▶ ESTRATTO DELLA PAGINA
Da segnalare l’uscita del libro LA BATTAGLIA CONTRO L’ALZHEIMER – sottotitolo: il lungo viaggio alla ricerca della memoria – di JOSEPH JEBELLI, editore Mondadori. L’autore ha studiato neurobiologia all’University College di Londra, si è poi perfezionato nella ricerca sull’Alzheimer all’Università di Washington, a Seattle.

Lo smarrimento è uno dei primi segni della malattia di Alzheimer. Nelle forme più gravi chi soffre di questi disturbi non riesce a riconoscere i propri cari, coniuge, figli e nipoti. Jebelli conosce bene il problema, anche perché prima di fare il ricercatore, da bambino, ha assistito al declino delle facoltà intellettuali del nonno, perso nell’abisso della demenza.

Ma nel libro prevalgono gli atteggiamenti positivi, le informazioni utili e le testimonianze umane, che lo rendono un volume utile a tutti, non solo a chi deve assistere un parente o un paziente che sia: “Questo è un momento emozionante per l’Alzheimer, scrive Jebelli a proposito delle ricerche in corso. Stiamo prendendo di mira le cause sottostanti, non trattando solo i sintomi come avveniva in passato”.

Perché è così diffusa da demenza? Perché viviamo più a lungo, afferma l’autore, la diagnosi è più accurata. Ma solo il 48 per cento delle persone con demenza sono individuate, il 52% nemmeno sa di avere un deterioramento mentale in atto.

Ma cosa succede nel cervello? Una proteina naturale, la beta-amiloide si deposita sotto forma di placche, all’interno del cervello con l’Alzheimer, distruggendo i neuroni sani, ed è considerato da alcuni scienziati la causa, da altri la conseguenza tardiva del difetto all’origine.

Una teoria mette sul banco degli accusati la proteina tau (unità associata alla tubulina) che può rallentare i messaggi che viaggiano tra le nostre cellule cerebrali. Per altri ricercatori, l’Alzheimer è essenzialmente conseguenza di una mutazione genetica, una anomalia di APOE4, apolipoproteina, l’ipotesi è che una alterazione combinata interferisca da un lato con i mitocondri, dall’altro con il metabolismo del glucosio, affamando il cervello, che muore poco per volta per difetti nel rifornimento di energia.

▶ MATERIALE FORNITO
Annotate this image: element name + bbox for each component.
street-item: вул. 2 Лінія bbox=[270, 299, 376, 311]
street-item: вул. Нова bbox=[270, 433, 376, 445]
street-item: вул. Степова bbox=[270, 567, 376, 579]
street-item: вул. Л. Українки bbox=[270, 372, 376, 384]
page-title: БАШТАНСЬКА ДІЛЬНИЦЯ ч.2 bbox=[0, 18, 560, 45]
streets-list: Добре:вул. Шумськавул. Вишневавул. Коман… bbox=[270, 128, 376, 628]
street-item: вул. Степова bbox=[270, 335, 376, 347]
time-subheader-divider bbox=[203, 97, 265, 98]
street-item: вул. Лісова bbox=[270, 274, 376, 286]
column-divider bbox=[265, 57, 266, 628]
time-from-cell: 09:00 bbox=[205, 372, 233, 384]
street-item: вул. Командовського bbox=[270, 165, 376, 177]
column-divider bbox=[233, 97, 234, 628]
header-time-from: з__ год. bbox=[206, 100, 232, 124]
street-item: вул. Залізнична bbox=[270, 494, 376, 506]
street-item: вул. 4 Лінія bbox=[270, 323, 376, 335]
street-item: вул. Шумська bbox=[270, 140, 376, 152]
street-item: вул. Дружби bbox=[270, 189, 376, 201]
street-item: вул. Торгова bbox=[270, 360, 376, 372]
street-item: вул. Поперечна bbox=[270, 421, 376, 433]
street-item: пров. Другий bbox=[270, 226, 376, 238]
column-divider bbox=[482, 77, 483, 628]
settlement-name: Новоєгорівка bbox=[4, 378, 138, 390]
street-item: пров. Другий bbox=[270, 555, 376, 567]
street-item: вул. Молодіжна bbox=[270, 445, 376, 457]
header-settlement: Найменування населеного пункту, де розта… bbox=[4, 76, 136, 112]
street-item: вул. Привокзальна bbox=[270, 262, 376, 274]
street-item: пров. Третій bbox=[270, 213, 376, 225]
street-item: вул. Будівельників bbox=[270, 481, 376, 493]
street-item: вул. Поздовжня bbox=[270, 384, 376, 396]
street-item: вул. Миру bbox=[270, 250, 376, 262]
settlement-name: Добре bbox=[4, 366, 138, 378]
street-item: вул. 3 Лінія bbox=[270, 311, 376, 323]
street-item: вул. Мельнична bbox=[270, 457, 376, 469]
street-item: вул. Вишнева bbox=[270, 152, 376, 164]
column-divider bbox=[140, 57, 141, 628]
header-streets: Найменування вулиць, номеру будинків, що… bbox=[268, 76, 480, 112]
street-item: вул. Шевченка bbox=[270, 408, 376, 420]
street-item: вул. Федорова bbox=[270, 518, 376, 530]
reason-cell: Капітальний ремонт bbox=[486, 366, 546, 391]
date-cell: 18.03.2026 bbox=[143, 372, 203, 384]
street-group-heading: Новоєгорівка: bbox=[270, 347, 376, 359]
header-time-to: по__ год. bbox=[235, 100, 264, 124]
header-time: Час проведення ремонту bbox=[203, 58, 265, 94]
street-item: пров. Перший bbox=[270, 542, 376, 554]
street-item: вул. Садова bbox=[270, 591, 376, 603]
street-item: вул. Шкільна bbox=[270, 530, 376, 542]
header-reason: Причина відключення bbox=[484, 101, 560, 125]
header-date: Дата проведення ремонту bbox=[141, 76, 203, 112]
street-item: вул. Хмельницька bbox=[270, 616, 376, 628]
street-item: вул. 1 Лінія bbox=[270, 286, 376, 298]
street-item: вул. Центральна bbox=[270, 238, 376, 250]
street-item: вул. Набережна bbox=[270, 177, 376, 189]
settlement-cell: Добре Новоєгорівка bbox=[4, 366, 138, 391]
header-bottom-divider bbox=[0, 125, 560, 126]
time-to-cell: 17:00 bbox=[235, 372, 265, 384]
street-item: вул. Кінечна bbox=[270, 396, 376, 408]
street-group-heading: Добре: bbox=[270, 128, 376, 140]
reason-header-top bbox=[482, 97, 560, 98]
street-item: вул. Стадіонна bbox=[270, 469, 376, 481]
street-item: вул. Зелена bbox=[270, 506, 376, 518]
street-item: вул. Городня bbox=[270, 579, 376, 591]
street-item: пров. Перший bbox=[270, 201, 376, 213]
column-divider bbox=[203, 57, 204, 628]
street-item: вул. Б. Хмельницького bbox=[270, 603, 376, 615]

▶ CONSEGNA 1
Dal testo sul libro dedicato all'Alzheimer stampa il passo compreso tra "Ma cosa succede" e "rifornimento di energia.", estremi inclusi, senza cambiare nulla.
▶ CONSEGNA 2
Scrivi il seguito del testo sul libro dedicato all'Alzheimer, partendo subito dopo la sua ultima frase.

▶ RISULTATO ATTESO 1
Ma cosa succede nel cervello? Una proteina naturale, la beta-amiloide si deposita sotto forma di placche, all’interno del cervello con l’Alzheimer, distruggendo i neuroni sani, ed è considerato da alcuni scienziati la causa, da altri la conseguenza tardiva del difetto all’origine.

Una teoria mette sul banco degli accusati la proteina tau (unità associata alla tubulina) che può rallentare i messaggi che viaggiano tra le nostre cellule cerebrali. Per altri ricercatori, l’Alzheimer è essenzialmente conseguenza di una mutazione genetica, una anomalia di APOE4, apolipoproteina, l’ipotesi è che una alterazione combinata interferisca da un lato con i mitocondri, dall’altro con il metabolismo del glucosio, affamando il cervello, che muore poco per volta per difetti nel rifornimento di energia.

▶ RISULTATO ATTESO 2
Nessuna teoria è stata dimostrata in maniera univoca definitiva, scrive Jebelli. Ma ognuna ha aperto la strada a un filone di ricerca farmacologica. Questa è una scommessa cruciale, considerando come è andata con i farmaci inibitori delle acetilcolinesterasi, palliativi che offrono un sollievo temporaneo da sei mesi a un anno. Per non dire della serie di studi su anticorpi diretti contro l’amiloide, i titoli di giornale sprecati che annunciavano un imminente vaccino contro l’Alzheimer, un’altra delusione.

La malattia intacca la memoria, lo sappiamo, la sfera cognitiva, confonde il senso dell’orientamento, ma indebolisce anche il sistema immunitario rendendo più suscettibili alle infezioni, purtroppo si può morire, ad esempio di polmonite, per un calo nelle difese. E quando il danno neurologico è importante si assiste allo sfacelo di funzioni fisiologiche basilari, come la perdita del riflesso della deglutizione e il sovvertimento della peristalsi intestinale.

Le ultime notizie sull’Alzheimer alludono alla possibilità di fare diagnosi attraverso la visita oculistica o attraverso marcatori con le analisi del sangue. Sarebbe bello, dice l’autore, ma nella realtà non succede così. Per valutare un deterioramento mentale ci sono test cognitivi, che andrebbero eseguiti periodicamente, affiancati alla diagnostica per immagini, tomografia o risonanza.

“Quando i sintomi iniziano a manifestarsi, l’Alzheimer è già partito da un pezzo. Quindi l’obiettivo attuale è una diagnosi precoce, con la speranza di iniziare a prescrivere al più presto un farmaco che riesca a frenare la malattia, prima che siano irreversibili i danni al cervello”.  Si vorrebbe mettere a punto un trattamento per cronicizzare i processi involutivi, sbarrare la strada al declino della memoria, anche se quello che è perduto sarà perduto per sempre.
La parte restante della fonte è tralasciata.